** BEGIN RECORDS SUPPLIED **
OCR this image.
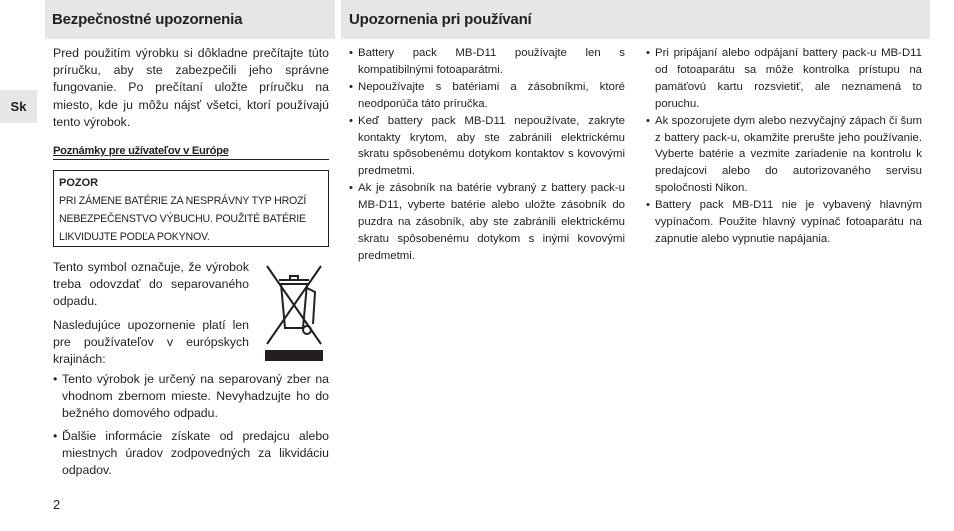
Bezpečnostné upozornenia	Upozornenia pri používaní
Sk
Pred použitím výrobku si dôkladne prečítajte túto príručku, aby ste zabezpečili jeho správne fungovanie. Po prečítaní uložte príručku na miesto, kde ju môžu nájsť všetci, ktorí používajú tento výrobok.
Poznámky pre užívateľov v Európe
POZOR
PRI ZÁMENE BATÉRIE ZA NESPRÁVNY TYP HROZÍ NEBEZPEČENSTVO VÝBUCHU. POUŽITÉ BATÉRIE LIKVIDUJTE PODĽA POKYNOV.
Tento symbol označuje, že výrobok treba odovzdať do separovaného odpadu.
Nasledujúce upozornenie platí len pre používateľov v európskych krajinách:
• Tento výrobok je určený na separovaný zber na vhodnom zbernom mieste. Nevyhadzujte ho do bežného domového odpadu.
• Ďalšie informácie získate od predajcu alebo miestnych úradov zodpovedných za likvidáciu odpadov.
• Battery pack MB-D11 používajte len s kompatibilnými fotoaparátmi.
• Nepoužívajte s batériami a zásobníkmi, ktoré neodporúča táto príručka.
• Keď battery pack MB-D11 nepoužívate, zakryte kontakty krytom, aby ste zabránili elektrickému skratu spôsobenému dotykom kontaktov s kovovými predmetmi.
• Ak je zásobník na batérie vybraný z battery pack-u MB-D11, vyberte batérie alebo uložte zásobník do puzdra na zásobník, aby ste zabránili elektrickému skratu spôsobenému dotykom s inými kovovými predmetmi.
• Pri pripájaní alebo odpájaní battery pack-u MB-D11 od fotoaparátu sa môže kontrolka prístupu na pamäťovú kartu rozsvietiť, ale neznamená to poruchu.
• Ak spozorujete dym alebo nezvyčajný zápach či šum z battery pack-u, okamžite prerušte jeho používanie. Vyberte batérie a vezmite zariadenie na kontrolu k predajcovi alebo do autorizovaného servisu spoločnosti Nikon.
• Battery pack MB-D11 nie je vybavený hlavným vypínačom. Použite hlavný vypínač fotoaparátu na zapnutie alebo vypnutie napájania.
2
** END RECORDS SUPPLIED **
** BEGIN RECORDS SUPPLIED **
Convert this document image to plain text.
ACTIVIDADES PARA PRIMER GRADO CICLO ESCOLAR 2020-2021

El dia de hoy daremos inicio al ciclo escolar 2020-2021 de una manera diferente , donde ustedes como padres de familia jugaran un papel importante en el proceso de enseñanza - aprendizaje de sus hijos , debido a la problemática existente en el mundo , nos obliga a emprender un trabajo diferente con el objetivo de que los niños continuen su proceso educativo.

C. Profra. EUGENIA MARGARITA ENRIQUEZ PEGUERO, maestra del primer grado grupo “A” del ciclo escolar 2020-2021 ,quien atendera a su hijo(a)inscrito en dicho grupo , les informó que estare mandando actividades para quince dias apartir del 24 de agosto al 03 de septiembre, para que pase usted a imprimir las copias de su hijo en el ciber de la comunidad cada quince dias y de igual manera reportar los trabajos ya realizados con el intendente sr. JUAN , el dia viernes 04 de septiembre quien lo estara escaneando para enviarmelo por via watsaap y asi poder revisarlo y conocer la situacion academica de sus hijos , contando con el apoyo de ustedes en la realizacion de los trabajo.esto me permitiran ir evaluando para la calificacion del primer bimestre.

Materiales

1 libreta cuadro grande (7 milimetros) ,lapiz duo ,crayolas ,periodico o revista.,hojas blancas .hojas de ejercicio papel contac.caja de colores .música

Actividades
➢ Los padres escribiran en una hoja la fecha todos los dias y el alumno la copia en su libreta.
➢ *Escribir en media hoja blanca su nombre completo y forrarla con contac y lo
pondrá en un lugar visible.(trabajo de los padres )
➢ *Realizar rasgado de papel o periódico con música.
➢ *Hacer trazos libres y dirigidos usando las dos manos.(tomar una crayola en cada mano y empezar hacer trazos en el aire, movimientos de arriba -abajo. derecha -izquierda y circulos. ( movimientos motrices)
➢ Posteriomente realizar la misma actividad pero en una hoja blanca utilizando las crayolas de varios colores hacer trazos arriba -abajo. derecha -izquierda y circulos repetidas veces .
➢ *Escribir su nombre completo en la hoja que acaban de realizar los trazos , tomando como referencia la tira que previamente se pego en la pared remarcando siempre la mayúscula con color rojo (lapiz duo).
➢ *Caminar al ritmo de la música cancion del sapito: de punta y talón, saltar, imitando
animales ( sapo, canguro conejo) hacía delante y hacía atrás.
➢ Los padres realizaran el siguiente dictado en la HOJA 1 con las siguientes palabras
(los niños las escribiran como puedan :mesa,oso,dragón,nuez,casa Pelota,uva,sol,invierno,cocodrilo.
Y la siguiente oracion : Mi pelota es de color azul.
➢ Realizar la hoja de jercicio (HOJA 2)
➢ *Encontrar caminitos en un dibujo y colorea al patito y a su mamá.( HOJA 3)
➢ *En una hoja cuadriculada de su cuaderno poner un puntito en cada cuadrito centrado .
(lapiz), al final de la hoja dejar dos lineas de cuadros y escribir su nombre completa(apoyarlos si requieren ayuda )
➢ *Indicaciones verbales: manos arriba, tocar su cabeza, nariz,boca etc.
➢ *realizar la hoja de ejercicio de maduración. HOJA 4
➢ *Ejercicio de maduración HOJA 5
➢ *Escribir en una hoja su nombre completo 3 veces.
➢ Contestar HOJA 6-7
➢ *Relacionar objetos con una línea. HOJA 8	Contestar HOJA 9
** END RECORDS SUPPLIED **
From the records above, pull out each line that has "veces".

**ANSWER BELOW**
➢ Posteriomente realizar la misma actividad pero en una hoja blanca utilizando las crayolas de varios colores hacer trazos arriba -abajo. derecha -izquierda y circulos repetidas veces .
➢ *Escribir en una hoja su nombre completo 3 veces.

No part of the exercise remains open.